WHAT IS EXPECTED:
The records below must be transcribed exactly. Do not include the pictures.

— start PROVIDED ENTRIES —

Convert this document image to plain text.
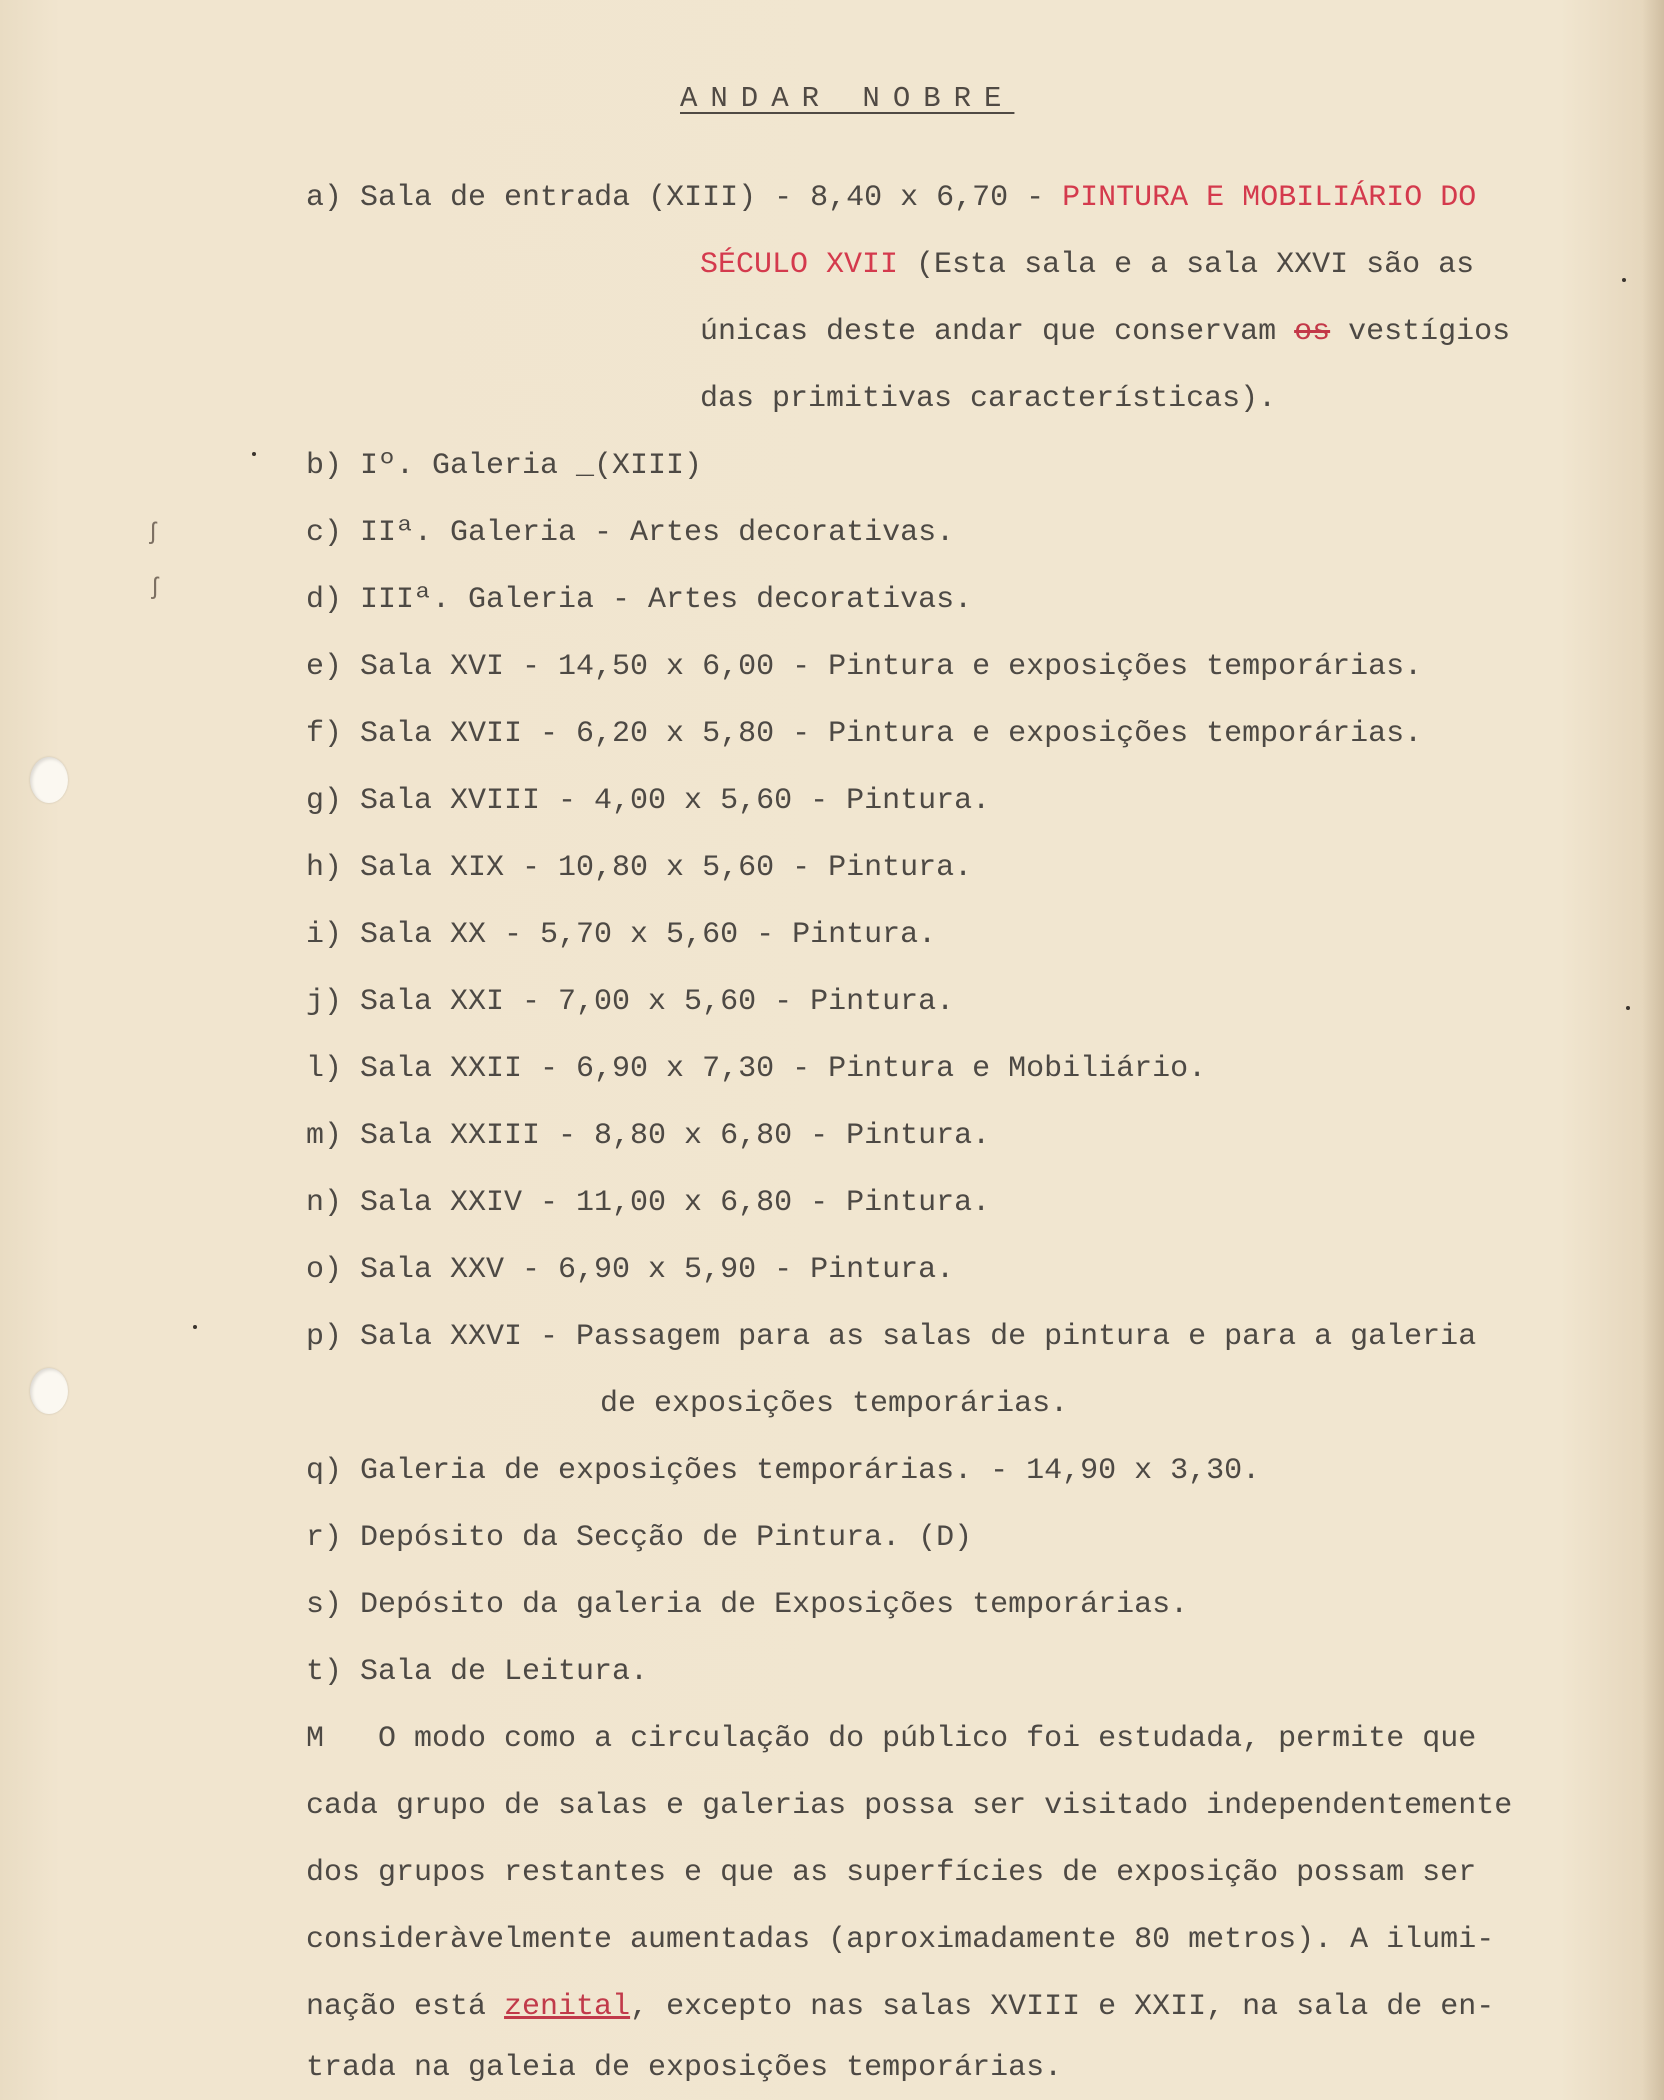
ʃ
ʃ
ANDAR NOBRE
a) Sala de entrada (XIII) - 8,40 x 6,70 - PINTURA E MOBILIÁRIO DO
SÉCULO XVII (Esta sala e a sala XXVI são as
únicas deste andar que conservam os vestígios
das primitivas características).
b) Iº. Galeria _(XIII)
c) IIª. Galeria - Artes decorativas.
d) IIIª. Galeria - Artes decorativas.
e) Sala XVI - 14,50 x 6,00 - Pintura e exposições temporárias.
f) Sala XVII - 6,20 x 5,80 - Pintura e exposições temporárias.
g) Sala XVIII - 4,00 x 5,60 - Pintura.
h) Sala XIX - 10,80 x 5,60 - Pintura.
i) Sala XX - 5,70 x 5,60 - Pintura.
j) Sala XXI - 7,00 x 5,60 - Pintura.
l) Sala XXII - 6,90 x 7,30 - Pintura e Mobiliário.
m) Sala XXIII - 8,80 x 6,80 - Pintura.
n) Sala XXIV - 11,00 x 6,80 - Pintura.
o) Sala XXV - 6,90 x 5,90 - Pintura.
p) Sala XXVI - Passagem para as salas de pintura e para a galeria
de exposições temporárias.
q) Galeria de exposições temporárias. - 14,90 x 3,30.
r) Depósito da Secção de Pintura. (D)
s) Depósito da galeria de Exposições temporárias.
t) Sala de Leitura.
M O modo como a circulação do público foi estudada, permite que
cada grupo de salas e galerias possa ser visitado independentemente
dos grupos restantes e que as superfícies de exposição possam ser
consideràvelmente aumentadas (aproximadamente 80 metros). A ilumi-
nação está zenital, excepto nas salas XVIII e XXII, na sala de en-
trada na galeia de exposições temporárias.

— end PROVIDED ENTRIES —

THE ANSWER:
Convert this document image to plain text.
ʃ
ʃ
ANDAR NOBRE
a) Sala de entrada (XIII) - 8,40 x 6,70 - PINTURA E MOBILIÁRIO DO
SÉCULO XVII (Esta sala e a sala XXVI são as
únicas deste andar que conservam os vestígios
das primitivas características).
b) Iº. Galeria _(XIII)
c) IIª. Galeria - Artes decorativas.
d) IIIª. Galeria - Artes decorativas.
e) Sala XVI - 14,50 x 6,00 - Pintura e exposições temporárias.
f) Sala XVII - 6,20 x 5,80 - Pintura e exposições temporárias.
g) Sala XVIII - 4,00 x 5,60 - Pintura.
h) Sala XIX - 10,80 x 5,60 - Pintura.
i) Sala XX - 5,70 x 5,60 - Pintura.
j) Sala XXI - 7,00 x 5,60 - Pintura.
l) Sala XXII - 6,90 x 7,30 - Pintura e Mobiliário.
m) Sala XXIII - 8,80 x 6,80 - Pintura.
n) Sala XXIV - 11,00 x 6,80 - Pintura.
o) Sala XXV - 6,90 x 5,90 - Pintura.
p) Sala XXVI - Passagem para as salas de pintura e para a galeria
de exposições temporárias.
q) Galeria de exposições temporárias. - 14,90 x 3,30.
r) Depósito da Secção de Pintura. (D)
s) Depósito da galeria de Exposições temporárias.
t) Sala de Leitura.
M O modo como a circulação do público foi estudada, permite que
cada grupo de salas e galerias possa ser visitado independentemente
dos grupos restantes e que as superfícies de exposição possam ser
consideràvelmente aumentadas (aproximadamente 80 metros). A ilumi-
nação está zenital, excepto nas salas XVIII e XXII, na sala de en-
trada na galeia de exposições temporárias.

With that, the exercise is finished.